Exercise prompt
Every line that holds the string "this" is to be identified and copied.

Material provided
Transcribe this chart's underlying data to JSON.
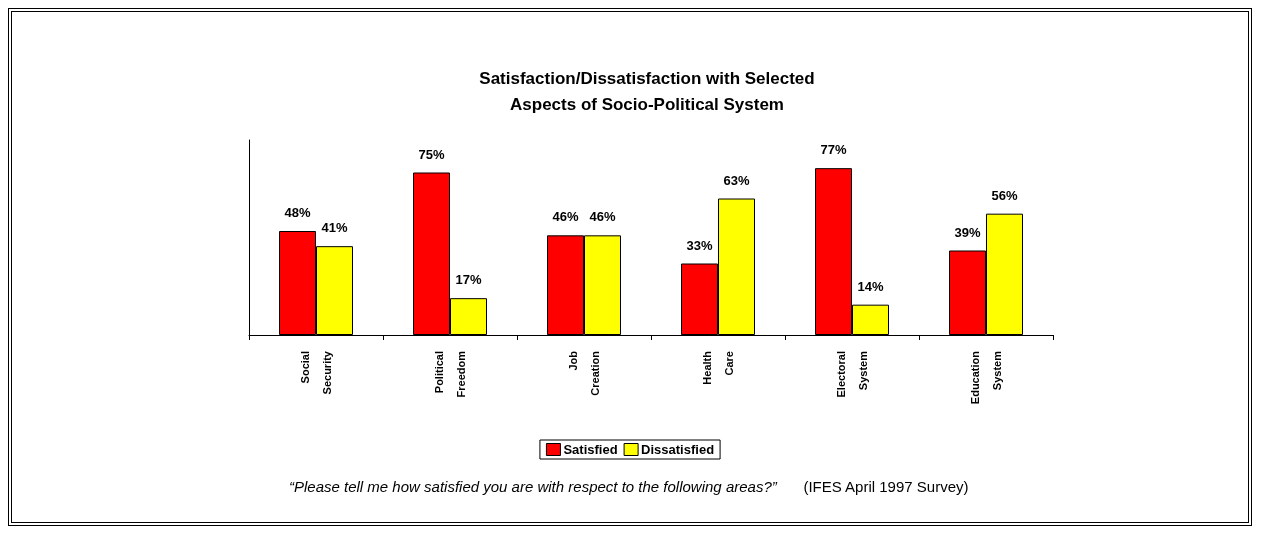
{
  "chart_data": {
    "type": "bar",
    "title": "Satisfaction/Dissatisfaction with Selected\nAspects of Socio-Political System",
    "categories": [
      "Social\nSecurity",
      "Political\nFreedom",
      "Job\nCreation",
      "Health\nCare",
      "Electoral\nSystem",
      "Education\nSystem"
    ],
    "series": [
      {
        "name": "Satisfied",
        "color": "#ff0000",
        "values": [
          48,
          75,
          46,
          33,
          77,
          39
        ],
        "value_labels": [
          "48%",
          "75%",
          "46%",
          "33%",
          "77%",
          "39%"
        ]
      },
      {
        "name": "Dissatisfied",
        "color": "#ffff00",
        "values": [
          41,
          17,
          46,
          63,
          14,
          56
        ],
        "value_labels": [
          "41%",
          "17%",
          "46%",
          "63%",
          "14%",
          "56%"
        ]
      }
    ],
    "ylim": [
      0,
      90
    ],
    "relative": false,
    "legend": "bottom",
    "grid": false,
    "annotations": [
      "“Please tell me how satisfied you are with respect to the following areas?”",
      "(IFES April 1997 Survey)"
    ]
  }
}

...

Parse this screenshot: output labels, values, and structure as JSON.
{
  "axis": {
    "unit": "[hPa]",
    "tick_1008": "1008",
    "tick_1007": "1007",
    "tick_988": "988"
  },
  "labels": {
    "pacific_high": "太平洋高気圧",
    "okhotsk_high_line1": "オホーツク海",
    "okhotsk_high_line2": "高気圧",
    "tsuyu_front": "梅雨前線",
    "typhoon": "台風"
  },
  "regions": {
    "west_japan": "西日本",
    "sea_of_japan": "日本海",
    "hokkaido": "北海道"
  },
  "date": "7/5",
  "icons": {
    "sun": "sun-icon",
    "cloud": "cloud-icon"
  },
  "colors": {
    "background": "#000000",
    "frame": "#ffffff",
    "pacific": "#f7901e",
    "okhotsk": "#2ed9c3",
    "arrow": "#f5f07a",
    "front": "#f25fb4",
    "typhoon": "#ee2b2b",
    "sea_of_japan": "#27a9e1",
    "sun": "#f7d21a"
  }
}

--

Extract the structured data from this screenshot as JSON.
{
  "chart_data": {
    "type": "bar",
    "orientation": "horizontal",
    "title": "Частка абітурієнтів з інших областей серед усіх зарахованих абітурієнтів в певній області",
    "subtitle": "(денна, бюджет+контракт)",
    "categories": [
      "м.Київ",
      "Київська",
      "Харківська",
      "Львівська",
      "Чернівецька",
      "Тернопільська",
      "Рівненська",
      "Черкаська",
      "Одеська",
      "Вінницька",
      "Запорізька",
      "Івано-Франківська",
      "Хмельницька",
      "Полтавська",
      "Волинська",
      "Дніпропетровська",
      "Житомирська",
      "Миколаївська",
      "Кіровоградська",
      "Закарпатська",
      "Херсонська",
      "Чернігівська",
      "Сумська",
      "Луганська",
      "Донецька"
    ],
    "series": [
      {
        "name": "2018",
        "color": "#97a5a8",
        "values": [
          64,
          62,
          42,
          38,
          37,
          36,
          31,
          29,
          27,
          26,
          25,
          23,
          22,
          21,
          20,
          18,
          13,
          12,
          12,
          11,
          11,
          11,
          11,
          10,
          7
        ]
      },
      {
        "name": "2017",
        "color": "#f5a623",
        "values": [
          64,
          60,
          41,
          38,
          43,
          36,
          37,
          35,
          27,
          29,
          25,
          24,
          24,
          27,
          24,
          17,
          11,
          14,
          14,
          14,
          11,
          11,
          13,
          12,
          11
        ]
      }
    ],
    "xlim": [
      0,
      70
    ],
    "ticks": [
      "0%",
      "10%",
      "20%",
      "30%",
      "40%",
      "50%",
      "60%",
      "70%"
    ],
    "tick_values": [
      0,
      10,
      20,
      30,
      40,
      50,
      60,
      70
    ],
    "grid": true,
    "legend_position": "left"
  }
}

Output of the exercise
Transcribe this chart's underlying data to JSON.
Parse this screenshot: output labels, values, and structure as JSON.
Extract the structured data from this screenshot as JSON.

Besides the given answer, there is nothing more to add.